* START Stored rows *
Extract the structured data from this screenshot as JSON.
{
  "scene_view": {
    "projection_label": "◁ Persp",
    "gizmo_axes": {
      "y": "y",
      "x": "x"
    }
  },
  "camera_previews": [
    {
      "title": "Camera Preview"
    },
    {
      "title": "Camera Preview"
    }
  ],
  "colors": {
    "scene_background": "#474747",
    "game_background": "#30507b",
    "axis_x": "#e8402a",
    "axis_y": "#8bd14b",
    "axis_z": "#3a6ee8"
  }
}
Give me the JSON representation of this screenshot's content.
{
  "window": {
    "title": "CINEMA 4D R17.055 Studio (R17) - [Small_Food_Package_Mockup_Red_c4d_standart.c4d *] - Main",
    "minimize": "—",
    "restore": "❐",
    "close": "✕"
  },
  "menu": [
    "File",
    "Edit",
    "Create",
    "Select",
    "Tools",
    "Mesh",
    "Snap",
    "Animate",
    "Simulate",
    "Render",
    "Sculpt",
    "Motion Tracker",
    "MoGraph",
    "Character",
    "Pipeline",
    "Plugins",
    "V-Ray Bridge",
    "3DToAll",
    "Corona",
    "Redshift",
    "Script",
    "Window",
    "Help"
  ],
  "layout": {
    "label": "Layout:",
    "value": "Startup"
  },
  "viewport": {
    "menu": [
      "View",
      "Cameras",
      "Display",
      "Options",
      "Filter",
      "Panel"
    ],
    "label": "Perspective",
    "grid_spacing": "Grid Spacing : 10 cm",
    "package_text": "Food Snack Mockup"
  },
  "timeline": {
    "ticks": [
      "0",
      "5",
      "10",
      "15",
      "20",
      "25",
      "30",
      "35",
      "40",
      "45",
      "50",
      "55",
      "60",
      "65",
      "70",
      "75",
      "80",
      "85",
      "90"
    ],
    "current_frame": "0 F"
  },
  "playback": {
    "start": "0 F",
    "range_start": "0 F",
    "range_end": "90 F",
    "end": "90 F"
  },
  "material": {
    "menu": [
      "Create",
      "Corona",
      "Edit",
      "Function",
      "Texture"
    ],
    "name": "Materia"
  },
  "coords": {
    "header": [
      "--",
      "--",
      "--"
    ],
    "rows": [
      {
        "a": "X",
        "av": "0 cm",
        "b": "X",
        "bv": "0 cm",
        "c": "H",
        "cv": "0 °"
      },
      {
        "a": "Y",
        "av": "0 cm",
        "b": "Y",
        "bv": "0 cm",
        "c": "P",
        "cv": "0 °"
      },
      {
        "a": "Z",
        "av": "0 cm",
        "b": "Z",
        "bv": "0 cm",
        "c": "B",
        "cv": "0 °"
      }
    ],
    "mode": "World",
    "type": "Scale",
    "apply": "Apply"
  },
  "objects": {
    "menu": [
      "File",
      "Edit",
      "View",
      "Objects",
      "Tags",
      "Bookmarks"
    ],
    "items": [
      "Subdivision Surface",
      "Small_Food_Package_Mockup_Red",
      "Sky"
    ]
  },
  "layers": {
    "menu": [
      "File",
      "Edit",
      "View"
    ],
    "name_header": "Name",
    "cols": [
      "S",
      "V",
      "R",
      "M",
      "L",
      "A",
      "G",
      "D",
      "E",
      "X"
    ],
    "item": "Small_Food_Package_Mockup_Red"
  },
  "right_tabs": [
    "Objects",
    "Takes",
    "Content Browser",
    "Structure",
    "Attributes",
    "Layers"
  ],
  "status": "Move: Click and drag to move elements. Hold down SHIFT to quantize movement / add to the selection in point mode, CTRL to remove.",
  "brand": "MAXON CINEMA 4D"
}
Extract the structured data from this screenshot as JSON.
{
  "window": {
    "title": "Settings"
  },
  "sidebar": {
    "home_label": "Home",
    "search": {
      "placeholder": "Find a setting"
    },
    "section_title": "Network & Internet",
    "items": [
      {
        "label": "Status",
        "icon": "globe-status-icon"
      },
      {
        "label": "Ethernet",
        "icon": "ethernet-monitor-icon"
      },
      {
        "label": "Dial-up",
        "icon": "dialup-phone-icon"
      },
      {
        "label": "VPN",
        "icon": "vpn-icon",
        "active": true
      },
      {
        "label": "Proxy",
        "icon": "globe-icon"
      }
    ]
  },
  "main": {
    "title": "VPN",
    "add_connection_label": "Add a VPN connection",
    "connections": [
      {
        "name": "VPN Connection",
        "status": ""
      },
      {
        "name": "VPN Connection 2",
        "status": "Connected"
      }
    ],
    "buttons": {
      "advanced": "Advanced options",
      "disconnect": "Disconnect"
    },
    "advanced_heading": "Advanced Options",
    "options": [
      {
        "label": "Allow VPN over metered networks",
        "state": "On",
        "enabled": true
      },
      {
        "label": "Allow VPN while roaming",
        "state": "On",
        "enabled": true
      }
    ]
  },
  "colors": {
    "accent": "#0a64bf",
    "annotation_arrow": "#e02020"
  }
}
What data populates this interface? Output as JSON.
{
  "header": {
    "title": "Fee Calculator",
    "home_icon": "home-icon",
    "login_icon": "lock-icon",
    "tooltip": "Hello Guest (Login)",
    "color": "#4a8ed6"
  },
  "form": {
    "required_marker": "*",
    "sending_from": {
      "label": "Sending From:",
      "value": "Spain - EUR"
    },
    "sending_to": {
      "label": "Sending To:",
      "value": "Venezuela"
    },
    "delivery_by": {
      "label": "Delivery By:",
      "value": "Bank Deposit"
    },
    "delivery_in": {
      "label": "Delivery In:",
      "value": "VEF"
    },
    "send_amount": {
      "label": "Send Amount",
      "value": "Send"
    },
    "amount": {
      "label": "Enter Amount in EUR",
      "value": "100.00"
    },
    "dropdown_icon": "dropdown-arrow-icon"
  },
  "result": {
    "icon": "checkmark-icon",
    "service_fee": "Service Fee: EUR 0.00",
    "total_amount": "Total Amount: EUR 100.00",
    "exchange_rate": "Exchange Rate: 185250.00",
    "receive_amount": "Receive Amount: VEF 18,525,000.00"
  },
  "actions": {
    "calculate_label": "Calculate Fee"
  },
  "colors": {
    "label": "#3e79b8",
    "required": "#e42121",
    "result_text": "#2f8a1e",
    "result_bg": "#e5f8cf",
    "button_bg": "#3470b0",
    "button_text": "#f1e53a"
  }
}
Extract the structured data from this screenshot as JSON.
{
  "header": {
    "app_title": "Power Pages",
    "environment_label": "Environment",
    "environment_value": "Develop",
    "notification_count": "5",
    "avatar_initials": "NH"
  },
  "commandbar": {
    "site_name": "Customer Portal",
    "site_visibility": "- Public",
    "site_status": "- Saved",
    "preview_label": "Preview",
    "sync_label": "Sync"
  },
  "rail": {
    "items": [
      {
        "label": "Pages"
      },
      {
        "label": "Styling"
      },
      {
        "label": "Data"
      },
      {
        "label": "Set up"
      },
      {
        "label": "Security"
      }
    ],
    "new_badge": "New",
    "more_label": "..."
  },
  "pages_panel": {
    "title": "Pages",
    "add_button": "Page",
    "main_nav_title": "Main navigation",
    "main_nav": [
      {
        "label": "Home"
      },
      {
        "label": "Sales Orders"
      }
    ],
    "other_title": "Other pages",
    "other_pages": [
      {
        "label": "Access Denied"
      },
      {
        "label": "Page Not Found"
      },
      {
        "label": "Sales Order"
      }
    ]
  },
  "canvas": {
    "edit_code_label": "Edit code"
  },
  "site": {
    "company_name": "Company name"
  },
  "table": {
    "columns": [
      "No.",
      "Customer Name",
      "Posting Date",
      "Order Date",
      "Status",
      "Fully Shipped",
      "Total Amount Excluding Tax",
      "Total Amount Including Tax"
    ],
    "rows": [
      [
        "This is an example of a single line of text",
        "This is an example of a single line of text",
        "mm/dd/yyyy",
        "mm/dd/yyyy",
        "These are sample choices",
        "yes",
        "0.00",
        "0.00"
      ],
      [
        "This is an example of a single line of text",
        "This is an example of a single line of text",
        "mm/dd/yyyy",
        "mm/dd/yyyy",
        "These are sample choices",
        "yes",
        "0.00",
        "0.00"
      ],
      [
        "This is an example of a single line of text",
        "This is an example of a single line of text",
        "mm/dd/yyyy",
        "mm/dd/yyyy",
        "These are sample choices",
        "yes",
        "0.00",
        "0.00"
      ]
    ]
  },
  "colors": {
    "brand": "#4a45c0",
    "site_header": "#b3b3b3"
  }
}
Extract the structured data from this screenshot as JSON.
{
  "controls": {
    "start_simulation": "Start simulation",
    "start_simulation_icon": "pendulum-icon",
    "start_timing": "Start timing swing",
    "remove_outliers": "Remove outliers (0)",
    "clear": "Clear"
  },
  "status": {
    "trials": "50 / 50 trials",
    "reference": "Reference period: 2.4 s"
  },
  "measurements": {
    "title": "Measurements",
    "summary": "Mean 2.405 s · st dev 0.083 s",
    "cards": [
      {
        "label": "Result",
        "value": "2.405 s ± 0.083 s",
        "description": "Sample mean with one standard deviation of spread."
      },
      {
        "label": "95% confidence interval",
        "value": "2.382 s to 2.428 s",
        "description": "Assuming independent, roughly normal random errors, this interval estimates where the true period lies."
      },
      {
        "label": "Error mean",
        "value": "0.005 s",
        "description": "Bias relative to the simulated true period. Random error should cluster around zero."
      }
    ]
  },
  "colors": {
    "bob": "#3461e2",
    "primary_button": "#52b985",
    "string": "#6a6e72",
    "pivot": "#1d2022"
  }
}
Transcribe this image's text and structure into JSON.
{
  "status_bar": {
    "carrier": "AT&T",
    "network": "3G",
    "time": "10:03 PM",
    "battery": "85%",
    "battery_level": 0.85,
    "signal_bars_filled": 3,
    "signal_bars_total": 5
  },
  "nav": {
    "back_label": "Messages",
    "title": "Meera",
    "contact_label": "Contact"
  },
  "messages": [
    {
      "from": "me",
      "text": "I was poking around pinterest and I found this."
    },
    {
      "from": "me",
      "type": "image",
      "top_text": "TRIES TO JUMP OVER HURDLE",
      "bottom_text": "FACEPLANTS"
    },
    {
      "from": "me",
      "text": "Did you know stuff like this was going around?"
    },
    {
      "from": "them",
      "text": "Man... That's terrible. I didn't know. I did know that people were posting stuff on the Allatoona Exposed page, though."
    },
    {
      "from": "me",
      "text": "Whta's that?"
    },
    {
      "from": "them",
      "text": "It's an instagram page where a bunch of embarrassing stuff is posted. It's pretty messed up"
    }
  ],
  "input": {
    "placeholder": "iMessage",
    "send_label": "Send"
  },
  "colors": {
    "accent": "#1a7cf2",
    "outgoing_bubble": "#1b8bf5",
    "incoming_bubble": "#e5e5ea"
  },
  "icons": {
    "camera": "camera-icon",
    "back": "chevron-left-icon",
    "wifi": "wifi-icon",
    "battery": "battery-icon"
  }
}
* END Stored rows *
**Written instruction**.
How many lines in the records above contain the word "stuff"? Give only the number.

**Exercise output**.
3